_Aim_
Output the full listing below exactly, without the pictures.

[Figure record listings]
--
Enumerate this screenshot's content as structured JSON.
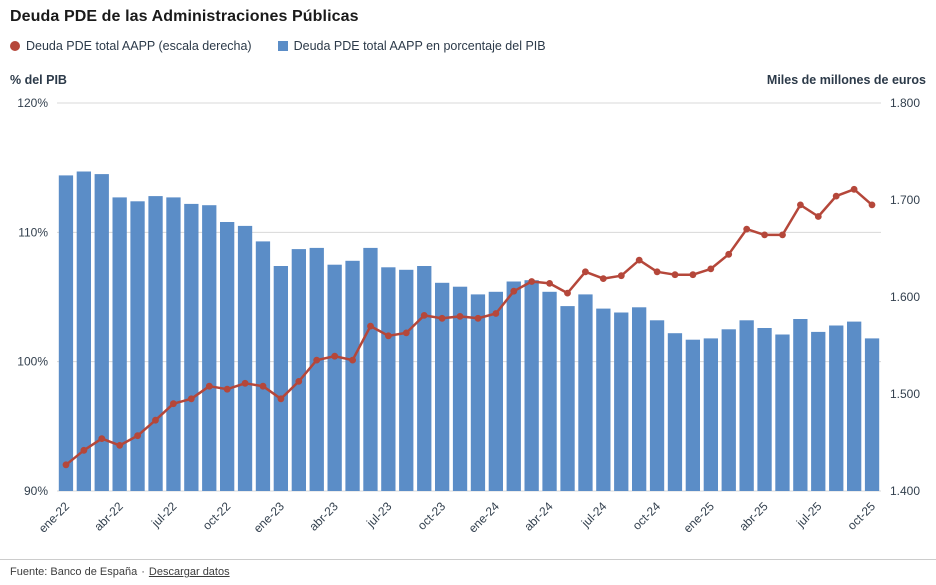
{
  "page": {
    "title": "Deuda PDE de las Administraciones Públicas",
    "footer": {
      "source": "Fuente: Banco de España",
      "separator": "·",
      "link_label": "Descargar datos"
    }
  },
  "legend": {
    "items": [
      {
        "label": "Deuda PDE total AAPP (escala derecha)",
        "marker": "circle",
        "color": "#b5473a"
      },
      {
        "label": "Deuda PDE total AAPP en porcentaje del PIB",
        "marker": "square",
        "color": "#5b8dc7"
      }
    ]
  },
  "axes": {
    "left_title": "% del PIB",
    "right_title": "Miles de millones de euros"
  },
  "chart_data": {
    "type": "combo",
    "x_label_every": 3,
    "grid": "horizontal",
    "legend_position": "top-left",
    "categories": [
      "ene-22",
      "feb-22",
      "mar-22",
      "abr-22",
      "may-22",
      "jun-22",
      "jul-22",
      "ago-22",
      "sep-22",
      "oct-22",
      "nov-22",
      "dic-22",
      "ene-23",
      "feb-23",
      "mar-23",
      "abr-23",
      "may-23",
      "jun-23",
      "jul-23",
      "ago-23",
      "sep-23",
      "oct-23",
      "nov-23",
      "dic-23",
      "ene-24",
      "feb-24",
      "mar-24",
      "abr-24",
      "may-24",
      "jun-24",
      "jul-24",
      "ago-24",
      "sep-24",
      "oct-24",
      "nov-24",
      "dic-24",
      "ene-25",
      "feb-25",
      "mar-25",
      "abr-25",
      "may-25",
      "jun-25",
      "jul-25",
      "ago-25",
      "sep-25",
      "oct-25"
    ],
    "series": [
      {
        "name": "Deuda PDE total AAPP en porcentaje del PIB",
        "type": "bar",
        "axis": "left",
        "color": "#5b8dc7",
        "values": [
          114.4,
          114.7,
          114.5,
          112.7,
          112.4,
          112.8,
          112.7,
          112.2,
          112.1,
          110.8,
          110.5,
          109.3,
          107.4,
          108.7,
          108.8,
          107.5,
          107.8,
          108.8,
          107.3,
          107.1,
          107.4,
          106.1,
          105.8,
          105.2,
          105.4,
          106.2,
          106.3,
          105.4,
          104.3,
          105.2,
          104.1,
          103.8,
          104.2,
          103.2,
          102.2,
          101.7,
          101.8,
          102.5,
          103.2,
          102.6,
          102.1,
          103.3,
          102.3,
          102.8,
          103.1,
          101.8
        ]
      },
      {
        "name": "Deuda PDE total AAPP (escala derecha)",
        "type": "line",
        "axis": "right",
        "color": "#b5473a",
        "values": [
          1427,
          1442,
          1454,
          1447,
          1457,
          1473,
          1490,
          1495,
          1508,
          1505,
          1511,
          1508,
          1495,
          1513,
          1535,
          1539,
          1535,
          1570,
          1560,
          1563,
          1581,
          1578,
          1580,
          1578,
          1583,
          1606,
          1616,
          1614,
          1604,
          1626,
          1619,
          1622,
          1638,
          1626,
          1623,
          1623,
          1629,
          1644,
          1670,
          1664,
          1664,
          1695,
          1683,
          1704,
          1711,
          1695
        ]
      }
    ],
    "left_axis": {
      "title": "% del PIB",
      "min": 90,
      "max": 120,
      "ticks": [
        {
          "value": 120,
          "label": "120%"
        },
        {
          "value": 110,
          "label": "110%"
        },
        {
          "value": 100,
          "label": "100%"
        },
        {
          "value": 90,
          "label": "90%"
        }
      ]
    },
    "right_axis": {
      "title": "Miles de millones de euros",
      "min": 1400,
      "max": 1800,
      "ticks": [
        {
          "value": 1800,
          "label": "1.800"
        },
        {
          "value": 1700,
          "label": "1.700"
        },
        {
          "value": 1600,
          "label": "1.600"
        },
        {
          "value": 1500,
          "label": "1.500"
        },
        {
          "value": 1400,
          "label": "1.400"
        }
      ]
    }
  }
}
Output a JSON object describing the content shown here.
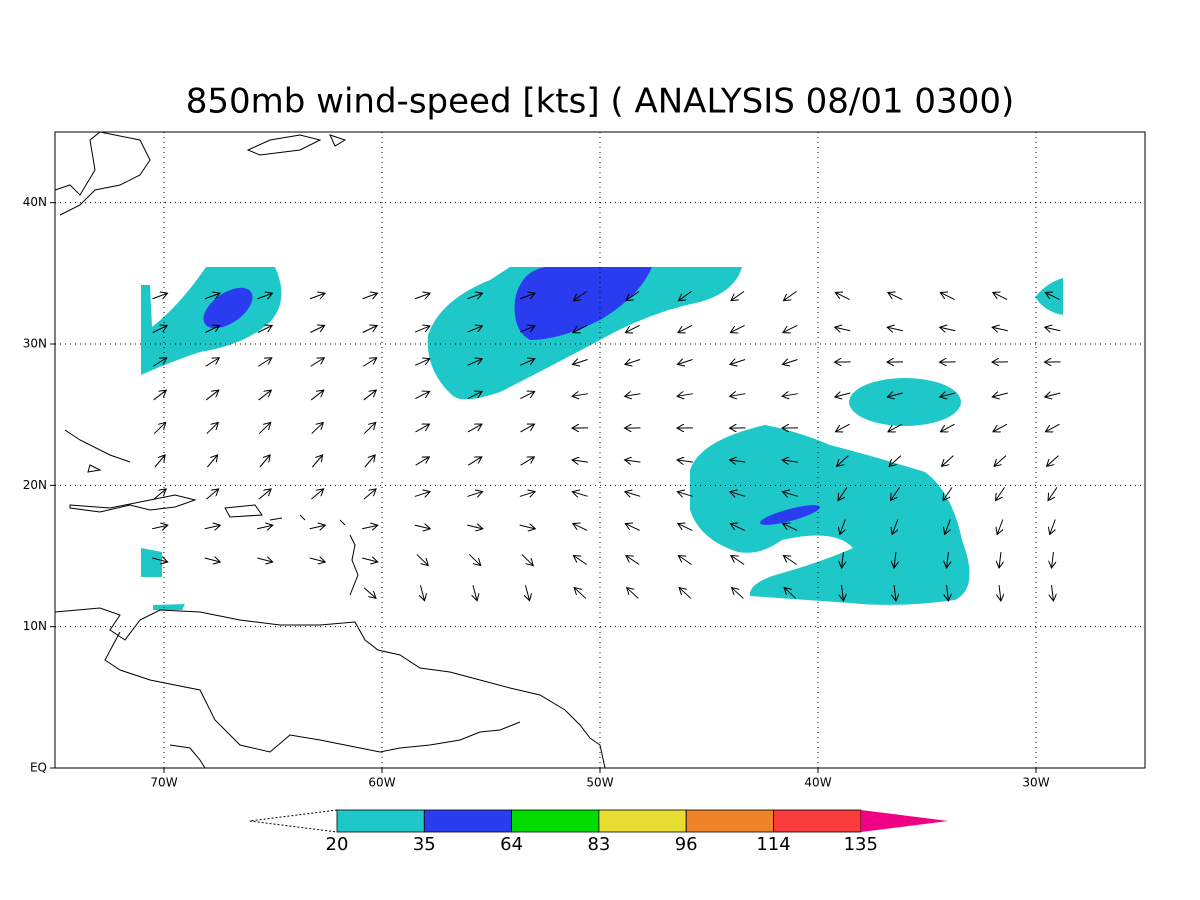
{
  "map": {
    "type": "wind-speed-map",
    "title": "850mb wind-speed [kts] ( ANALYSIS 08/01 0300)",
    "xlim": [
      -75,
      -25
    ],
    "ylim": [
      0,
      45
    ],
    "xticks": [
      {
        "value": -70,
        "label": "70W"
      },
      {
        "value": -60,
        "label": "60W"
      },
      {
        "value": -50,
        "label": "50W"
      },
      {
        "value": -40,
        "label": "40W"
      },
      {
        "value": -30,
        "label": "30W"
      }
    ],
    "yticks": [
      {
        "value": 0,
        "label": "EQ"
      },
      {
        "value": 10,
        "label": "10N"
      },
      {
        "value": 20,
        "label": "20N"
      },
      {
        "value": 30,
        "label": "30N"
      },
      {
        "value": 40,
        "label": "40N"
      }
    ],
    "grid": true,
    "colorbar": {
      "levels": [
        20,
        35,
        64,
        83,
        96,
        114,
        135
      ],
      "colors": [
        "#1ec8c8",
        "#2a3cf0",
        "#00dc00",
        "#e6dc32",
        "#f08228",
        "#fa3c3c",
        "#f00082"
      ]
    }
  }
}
--
_The solution_
Enumerate this screenshot's content as structured JSON.
{
  "page": {
    "title": "Deuda PDE de las Administraciones Públicas",
    "footer": {
      "source": "Fuente: Banco de España",
      "separator": "·",
      "link_label": "Descargar datos"
    }
  },
  "legend": {
    "items": [
      {
        "label": "Deuda PDE total AAPP (escala derecha)",
        "marker": "circle",
        "color": "#b5473a"
      },
      {
        "label": "Deuda PDE total AAPP en porcentaje del PIB",
        "marker": "square",
        "color": "#5b8dc7"
      }
    ]
  },
  "axes": {
    "left_title": "% del PIB",
    "right_title": "Miles de millones de euros"
  },
  "chart_data": {
    "type": "combo",
    "x_label_every": 3,
    "grid": "horizontal",
    "legend_position": "top-left",
    "categories": [
      "ene-22",
      "feb-22",
      "mar-22",
      "abr-22",
      "may-22",
      "jun-22",
      "jul-22",
      "ago-22",
      "sep-22",
      "oct-22",
      "nov-22",
      "dic-22",
      "ene-23",
      "feb-23",
      "mar-23",
      "abr-23",
      "may-23",
      "jun-23",
      "jul-23",
      "ago-23",
      "sep-23",
      "oct-23",
      "nov-23",
      "dic-23",
      "ene-24",
      "feb-24",
      "mar-24",
      "abr-24",
      "may-24",
      "jun-24",
      "jul-24",
      "ago-24",
      "sep-24",
      "oct-24",
      "nov-24",
      "dic-24",
      "ene-25",
      "feb-25",
      "mar-25",
      "abr-25",
      "may-25",
      "jun-25",
      "jul-25",
      "ago-25",
      "sep-25",
      "oct-25"
    ],
    "series": [
      {
        "name": "Deuda PDE total AAPP en porcentaje del PIB",
        "type": "bar",
        "axis": "left",
        "color": "#5b8dc7",
        "values": [
          114.4,
          114.7,
          114.5,
          112.7,
          112.4,
          112.8,
          112.7,
          112.2,
          112.1,
          110.8,
          110.5,
          109.3,
          107.4,
          108.7,
          108.8,
          107.5,
          107.8,
          108.8,
          107.3,
          107.1,
          107.4,
          106.1,
          105.8,
          105.2,
          105.4,
          106.2,
          106.3,
          105.4,
          104.3,
          105.2,
          104.1,
          103.8,
          104.2,
          103.2,
          102.2,
          101.7,
          101.8,
          102.5,
          103.2,
          102.6,
          102.1,
          103.3,
          102.3,
          102.8,
          103.1,
          101.8
        ]
      },
      {
        "name": "Deuda PDE total AAPP (escala derecha)",
        "type": "line",
        "axis": "right",
        "color": "#b5473a",
        "values": [
          1427,
          1442,
          1454,
          1447,
          1457,
          1473,
          1490,
          1495,
          1508,
          1505,
          1511,
          1508,
          1495,
          1513,
          1535,
          1539,
          1535,
          1570,
          1560,
          1563,
          1581,
          1578,
          1580,
          1578,
          1583,
          1606,
          1616,
          1614,
          1604,
          1626,
          1619,
          1622,
          1638,
          1626,
          1623,
          1623,
          1629,
          1644,
          1670,
          1664,
          1664,
          1695,
          1683,
          1704,
          1711,
          1695
        ]
      }
    ],
    "left_axis": {
      "title": "% del PIB",
      "min": 90,
      "max": 120,
      "ticks": [
        {
          "value": 120,
          "label": "120%"
        },
        {
          "value": 110,
          "label": "110%"
        },
        {
          "value": 100,
          "label": "100%"
        },
        {
          "value": 90,
          "label": "90%"
        }
      ]
    },
    "right_axis": {
      "title": "Miles de millones de euros",
      "min": 1400,
      "max": 1800,
      "ticks": [
        {
          "value": 1800,
          "label": "1.800"
        },
        {
          "value": 1700,
          "label": "1.700"
        },
        {
          "value": 1600,
          "label": "1.600"
        },
        {
          "value": 1500,
          "label": "1.500"
        },
        {
          "value": 1400,
          "label": "1.400"
        }
      ]
    }
  }
}
Output a JSON object describing the content shown here.
{
  "map": {
    "type": "wind-speed-map",
    "title": "850mb wind-speed [kts] ( ANALYSIS 08/01 0300)",
    "xlim": [
      -75,
      -25
    ],
    "ylim": [
      0,
      45
    ],
    "xticks": [
      {
        "value": -70,
        "label": "70W"
      },
      {
        "value": -60,
        "label": "60W"
      },
      {
        "value": -50,
        "label": "50W"
      },
      {
        "value": -40,
        "label": "40W"
      },
      {
        "value": -30,
        "label": "30W"
      }
    ],
    "yticks": [
      {
        "value": 0,
        "label": "EQ"
      },
      {
        "value": 10,
        "label": "10N"
      },
      {
        "value": 20,
        "label": "20N"
      },
      {
        "value": 30,
        "label": "30N"
      },
      {
        "value": 40,
        "label": "40N"
      }
    ],
    "grid": true,
    "colorbar": {
      "levels": [
        20,
        35,
        64,
        83,
        96,
        114,
        135
      ],
      "colors": [
        "#1ec8c8",
        "#2a3cf0",
        "#00dc00",
        "#e6dc32",
        "#f08228",
        "#fa3c3c",
        "#f00082"
      ]
    }
  }
}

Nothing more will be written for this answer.